--- Start of Data shown ---

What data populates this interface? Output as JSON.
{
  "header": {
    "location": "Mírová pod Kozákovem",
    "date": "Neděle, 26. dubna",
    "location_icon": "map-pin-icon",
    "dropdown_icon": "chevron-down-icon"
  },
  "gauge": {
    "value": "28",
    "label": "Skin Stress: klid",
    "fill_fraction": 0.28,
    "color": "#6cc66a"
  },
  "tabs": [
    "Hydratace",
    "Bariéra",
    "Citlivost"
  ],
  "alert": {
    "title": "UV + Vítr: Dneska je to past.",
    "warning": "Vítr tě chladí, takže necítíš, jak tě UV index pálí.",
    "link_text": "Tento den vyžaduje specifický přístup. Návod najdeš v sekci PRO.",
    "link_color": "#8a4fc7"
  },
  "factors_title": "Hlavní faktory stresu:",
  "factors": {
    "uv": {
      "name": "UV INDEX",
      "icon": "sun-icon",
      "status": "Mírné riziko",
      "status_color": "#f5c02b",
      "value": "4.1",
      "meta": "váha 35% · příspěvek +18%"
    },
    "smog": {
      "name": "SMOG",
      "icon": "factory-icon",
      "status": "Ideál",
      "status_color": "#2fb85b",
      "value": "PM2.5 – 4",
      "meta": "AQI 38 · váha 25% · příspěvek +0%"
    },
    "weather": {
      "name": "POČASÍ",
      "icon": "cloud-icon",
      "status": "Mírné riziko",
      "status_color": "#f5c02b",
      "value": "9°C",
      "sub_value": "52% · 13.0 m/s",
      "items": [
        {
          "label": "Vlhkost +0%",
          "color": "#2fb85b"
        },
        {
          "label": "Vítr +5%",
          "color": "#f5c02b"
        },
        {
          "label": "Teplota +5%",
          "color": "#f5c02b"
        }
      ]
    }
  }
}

--- End of Data shown ---

*What to work on*.
Go through the data above and find the lines with the word "icon". Copy each of those lines.

*Reply*.
    "location_icon": "map-pin-icon",
    "dropdown_icon": "chevron-down-icon"
      "icon": "sun-icon",
      "icon": "factory-icon",
      "icon": "cloud-icon",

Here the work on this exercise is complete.